#### [Work to do]
Please copy every line of the records below that holds the word "budynek".
— Start Material to process —
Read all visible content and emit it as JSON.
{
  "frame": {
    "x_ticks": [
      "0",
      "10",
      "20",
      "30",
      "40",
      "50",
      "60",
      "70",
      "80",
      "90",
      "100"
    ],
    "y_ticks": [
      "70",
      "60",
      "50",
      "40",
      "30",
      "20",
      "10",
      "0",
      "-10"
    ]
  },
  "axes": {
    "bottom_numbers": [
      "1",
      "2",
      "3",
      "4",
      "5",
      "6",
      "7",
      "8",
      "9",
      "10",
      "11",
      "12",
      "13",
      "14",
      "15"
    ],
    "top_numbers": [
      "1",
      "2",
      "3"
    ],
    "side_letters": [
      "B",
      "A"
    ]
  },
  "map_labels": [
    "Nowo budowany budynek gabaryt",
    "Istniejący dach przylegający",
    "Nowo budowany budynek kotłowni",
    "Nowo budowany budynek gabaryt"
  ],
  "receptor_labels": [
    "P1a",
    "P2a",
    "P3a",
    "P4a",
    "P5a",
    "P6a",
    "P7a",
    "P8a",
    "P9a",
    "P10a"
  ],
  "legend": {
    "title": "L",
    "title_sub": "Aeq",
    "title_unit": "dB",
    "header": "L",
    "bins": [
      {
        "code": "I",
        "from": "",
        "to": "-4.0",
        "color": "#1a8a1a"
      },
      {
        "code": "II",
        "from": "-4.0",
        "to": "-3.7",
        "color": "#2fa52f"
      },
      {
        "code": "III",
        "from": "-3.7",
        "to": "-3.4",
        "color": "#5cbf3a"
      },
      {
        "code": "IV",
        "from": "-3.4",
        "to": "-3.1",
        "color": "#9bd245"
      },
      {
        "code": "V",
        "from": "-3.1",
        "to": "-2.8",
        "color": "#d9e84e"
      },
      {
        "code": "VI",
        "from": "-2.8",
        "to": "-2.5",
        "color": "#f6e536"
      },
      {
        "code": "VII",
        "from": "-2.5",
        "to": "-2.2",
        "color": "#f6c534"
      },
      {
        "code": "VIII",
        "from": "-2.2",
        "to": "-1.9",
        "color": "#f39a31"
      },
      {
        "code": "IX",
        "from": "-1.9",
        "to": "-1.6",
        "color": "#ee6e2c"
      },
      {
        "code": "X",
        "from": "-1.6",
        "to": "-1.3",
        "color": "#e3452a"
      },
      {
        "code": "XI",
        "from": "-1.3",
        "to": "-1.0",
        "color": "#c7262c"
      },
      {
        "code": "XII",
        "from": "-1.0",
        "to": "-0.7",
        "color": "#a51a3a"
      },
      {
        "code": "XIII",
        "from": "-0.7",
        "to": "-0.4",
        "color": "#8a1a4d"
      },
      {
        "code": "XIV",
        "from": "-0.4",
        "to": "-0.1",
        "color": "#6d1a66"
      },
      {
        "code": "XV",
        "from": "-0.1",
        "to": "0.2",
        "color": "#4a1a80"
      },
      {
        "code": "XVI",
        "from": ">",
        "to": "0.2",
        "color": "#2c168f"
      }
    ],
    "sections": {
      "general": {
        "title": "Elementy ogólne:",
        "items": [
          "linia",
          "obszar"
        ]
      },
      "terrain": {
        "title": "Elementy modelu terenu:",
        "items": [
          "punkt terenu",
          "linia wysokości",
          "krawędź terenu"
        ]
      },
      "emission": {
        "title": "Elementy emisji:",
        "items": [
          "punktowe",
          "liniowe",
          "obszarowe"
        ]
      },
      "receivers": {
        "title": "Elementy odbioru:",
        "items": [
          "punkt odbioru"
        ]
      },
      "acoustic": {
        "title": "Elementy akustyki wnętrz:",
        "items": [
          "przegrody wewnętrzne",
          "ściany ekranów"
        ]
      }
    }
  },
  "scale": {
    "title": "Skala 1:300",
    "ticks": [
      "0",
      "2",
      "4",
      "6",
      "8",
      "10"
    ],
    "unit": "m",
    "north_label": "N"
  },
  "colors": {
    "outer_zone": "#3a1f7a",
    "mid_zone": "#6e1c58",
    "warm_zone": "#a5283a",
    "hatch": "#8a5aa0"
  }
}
— End Material to process —
#### [Correct response]
    "Nowo budowany budynek gabaryt",
    "Nowo budowany budynek kotłowni",
    "Nowo budowany budynek gabaryt"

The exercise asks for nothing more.